_The exercise_
Set out every one of the rows below as a JSON list of strings, one string per line, skipping blank lines and leaving the pictures out.

_Input data_
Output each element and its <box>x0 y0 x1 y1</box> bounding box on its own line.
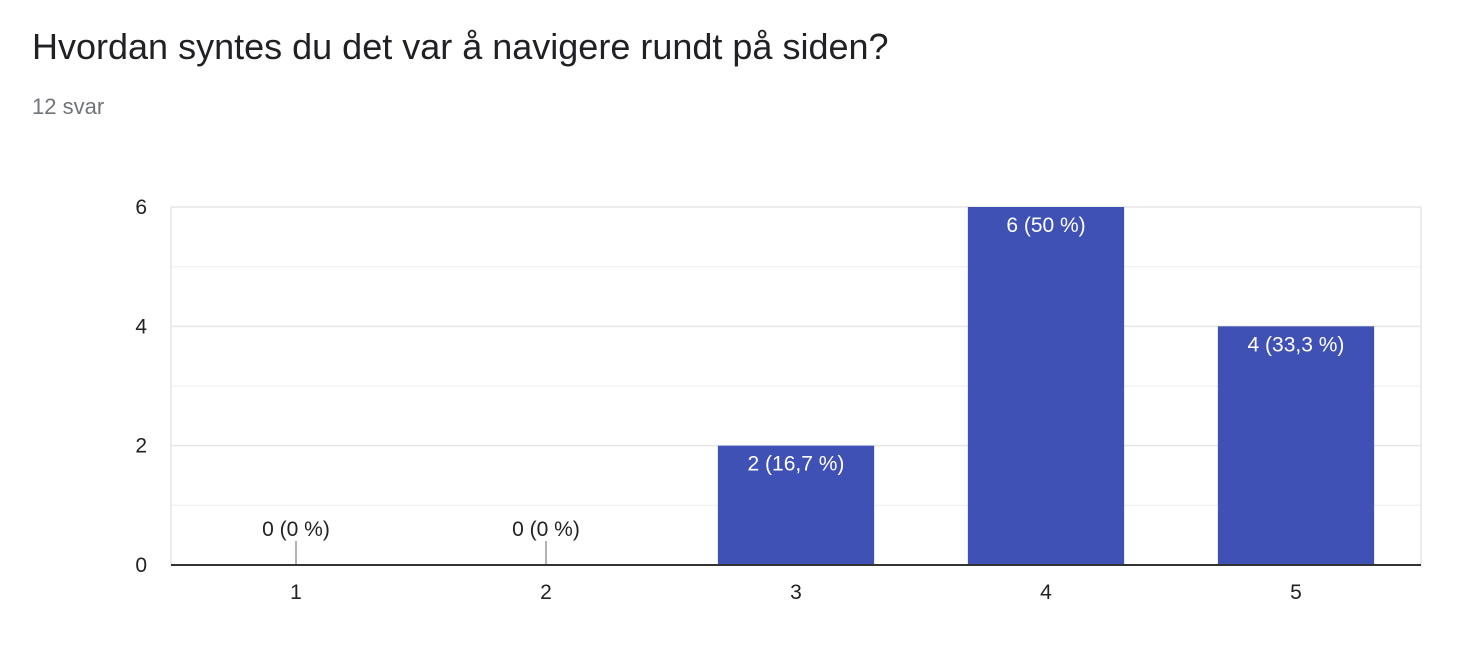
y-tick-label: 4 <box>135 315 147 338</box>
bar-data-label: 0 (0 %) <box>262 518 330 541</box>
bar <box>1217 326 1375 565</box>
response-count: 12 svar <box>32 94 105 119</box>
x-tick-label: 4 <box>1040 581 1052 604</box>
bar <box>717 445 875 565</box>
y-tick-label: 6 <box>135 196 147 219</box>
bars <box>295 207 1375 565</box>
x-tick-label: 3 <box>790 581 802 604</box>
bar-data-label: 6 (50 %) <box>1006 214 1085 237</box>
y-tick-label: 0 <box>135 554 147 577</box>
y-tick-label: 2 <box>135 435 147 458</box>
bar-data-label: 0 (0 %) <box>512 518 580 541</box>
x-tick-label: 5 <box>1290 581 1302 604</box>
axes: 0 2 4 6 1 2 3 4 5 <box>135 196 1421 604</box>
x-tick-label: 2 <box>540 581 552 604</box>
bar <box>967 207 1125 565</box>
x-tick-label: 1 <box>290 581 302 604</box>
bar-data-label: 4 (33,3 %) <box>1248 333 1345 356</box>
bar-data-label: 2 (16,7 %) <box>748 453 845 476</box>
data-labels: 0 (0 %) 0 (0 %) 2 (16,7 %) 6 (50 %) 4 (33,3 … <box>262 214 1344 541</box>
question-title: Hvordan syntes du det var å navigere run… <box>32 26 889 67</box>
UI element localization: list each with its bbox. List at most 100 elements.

_Answer to the exercise_
[
  "Output each element and its <box>x0 y0 x1 y1</box> bounding box on its own line.",
  "y-tick-label: 4 <box>135 315 147 338</box>",
  "bar-data-label: 0 (0 %) <box>262 518 330 541</box>",
  "bar <box>1217 326 1375 565</box>",
  "response-count: 12 svar <box>32 94 105 119</box>",
  "x-tick-label: 4 <box>1040 581 1052 604</box>",
  "bar <box>717 445 875 565</box>",
  "y-tick-label: 6 <box>135 196 147 219</box>",
  "bars <box>295 207 1375 565</box>",
  "x-tick-label: 3 <box>790 581 802 604</box>",
  "bar-data-label: 6 (50 %) <box>1006 214 1085 237</box>",
  "y-tick-label: 0 <box>135 554 147 577</box>",
  "y-tick-label: 2 <box>135 435 147 458</box>",
  "bar-data-label: 0 (0 %) <box>512 518 580 541</box>",
  "x-tick-label: 5 <box>1290 581 1302 604</box>",
  "axes: 0 2 4 6 1 2 3 4 5 <box>135 196 1421 604</box>",
  "x-tick-label: 2 <box>540 581 552 604</box>",
  "bar <box>967 207 1125 565</box>",
  "x-tick-label: 1 <box>290 581 302 604</box>",
  "bar-data-label: 4 (33,3 %) <box>1248 333 1345 356</box>",
  "bar-data-label: 2 (16,7 %) <box>748 453 845 476</box>",
  "data-labels: 0 (0 %) 0 (0 %) 2 (16,7 %) 6 (50 %) 4 (33,3 … <box>262 214 1344 541</box>",
  "question-title: Hvordan syntes du det var å navigere run… <box>32 26 889 67</box>",
  "UI element localization: list each with its bbox. List at most 100 elements."
]